- _Problem to work on_: Write out the entries below once more, exactly.

#### Dataset rows

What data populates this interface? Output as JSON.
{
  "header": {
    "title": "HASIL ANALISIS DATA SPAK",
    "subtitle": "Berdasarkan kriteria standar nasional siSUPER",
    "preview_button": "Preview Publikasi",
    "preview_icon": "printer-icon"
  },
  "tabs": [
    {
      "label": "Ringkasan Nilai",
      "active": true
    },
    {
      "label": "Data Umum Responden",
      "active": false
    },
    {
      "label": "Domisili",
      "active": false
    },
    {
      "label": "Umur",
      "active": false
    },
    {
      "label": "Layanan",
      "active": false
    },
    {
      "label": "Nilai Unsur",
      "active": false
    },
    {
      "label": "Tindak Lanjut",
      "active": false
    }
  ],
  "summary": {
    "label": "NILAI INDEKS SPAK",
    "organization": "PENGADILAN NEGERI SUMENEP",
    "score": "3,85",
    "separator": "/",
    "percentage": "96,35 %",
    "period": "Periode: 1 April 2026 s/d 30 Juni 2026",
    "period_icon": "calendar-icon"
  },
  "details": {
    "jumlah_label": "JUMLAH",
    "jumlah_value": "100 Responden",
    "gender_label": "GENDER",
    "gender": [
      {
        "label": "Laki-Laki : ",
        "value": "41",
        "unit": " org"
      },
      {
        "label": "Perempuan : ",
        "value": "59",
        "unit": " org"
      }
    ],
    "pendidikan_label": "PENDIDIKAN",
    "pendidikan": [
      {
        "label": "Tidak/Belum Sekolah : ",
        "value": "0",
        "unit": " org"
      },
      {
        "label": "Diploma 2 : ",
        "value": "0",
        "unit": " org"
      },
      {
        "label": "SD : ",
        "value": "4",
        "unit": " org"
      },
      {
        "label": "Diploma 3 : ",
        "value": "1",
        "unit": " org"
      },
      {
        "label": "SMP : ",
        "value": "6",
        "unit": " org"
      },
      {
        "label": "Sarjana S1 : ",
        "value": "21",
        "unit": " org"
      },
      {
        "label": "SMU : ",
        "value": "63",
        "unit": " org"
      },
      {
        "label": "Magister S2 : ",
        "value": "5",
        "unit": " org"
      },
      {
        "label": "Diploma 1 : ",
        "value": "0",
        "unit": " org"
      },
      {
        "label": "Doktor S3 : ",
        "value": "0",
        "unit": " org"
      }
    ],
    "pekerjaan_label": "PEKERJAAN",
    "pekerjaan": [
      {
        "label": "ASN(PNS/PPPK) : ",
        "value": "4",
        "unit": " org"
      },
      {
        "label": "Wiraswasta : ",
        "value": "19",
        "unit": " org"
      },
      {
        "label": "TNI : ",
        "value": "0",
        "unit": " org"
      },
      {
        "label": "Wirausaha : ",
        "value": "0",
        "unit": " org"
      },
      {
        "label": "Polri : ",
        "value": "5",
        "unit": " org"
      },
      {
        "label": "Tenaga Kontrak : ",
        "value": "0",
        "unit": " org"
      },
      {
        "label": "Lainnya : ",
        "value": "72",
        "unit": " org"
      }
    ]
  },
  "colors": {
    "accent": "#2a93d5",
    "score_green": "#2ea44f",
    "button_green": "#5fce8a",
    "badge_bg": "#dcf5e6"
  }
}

########

- _Full output_:
What data populates this interface? Output as JSON.
{
  "header": {
    "title": "HASIL ANALISIS DATA SPAK",
    "subtitle": "Berdasarkan kriteria standar nasional siSUPER",
    "preview_button": "Preview Publikasi",
    "preview_icon": "printer-icon"
  },
  "tabs": [
    {
      "label": "Ringkasan Nilai",
      "active": true
    },
    {
      "label": "Data Umum Responden",
      "active": false
    },
    {
      "label": "Domisili",
      "active": false
    },
    {
      "label": "Umur",
      "active": false
    },
    {
      "label": "Layanan",
      "active": false
    },
    {
      "label": "Nilai Unsur",
      "active": false
    },
    {
      "label": "Tindak Lanjut",
      "active": false
    }
  ],
  "summary": {
    "label": "NILAI INDEKS SPAK",
    "organization": "PENGADILAN NEGERI SUMENEP",
    "score": "3,85",
    "separator": "/",
    "percentage": "96,35 %",
    "period": "Periode: 1 April 2026 s/d 30 Juni 2026",
    "period_icon": "calendar-icon"
  },
  "details": {
    "jumlah_label": "JUMLAH",
    "jumlah_value": "100 Responden",
    "gender_label": "GENDER",
    "gender": [
      {
        "label": "Laki-Laki : ",
        "value": "41",
        "unit": " org"
      },
      {
        "label": "Perempuan : ",
        "value": "59",
        "unit": " org"
      }
    ],
    "pendidikan_label": "PENDIDIKAN",
    "pendidikan": [
      {
        "label": "Tidak/Belum Sekolah : ",
        "value": "0",
        "unit": " org"
      },
      {
        "label": "Diploma 2 : ",
        "value": "0",
        "unit": " org"
      },
      {
        "label": "SD : ",
        "value": "4",
        "unit": " org"
      },
      {
        "label": "Diploma 3 : ",
        "value": "1",
        "unit": " org"
      },
      {
        "label": "SMP : ",
        "value": "6",
        "unit": " org"
      },
      {
        "label": "Sarjana S1 : ",
        "value": "21",
        "unit": " org"
      },
      {
        "label": "SMU : ",
        "value": "63",
        "unit": " org"
      },
      {
        "label": "Magister S2 : ",
        "value": "5",
        "unit": " org"
      },
      {
        "label": "Diploma 1 : ",
        "value": "0",
        "unit": " org"
      },
      {
        "label": "Doktor S3 : ",
        "value": "0",
        "unit": " org"
      }
    ],
    "pekerjaan_label": "PEKERJAAN",
    "pekerjaan": [
      {
        "label": "ASN(PNS/PPPK) : ",
        "value": "4",
        "unit": " org"
      },
      {
        "label": "Wiraswasta : ",
        "value": "19",
        "unit": " org"
      },
      {
        "label": "TNI : ",
        "value": "0",
        "unit": " org"
      },
      {
        "label": "Wirausaha : ",
        "value": "0",
        "unit": " org"
      },
      {
        "label": "Polri : ",
        "value": "5",
        "unit": " org"
      },
      {
        "label": "Tenaga Kontrak : ",
        "value": "0",
        "unit": " org"
      },
      {
        "label": "Lainnya : ",
        "value": "72",
        "unit": " org"
      }
    ]
  },
  "colors": {
    "accent": "#2a93d5",
    "score_green": "#2ea44f",
    "button_green": "#5fce8a",
    "badge_bg": "#dcf5e6"
  }
}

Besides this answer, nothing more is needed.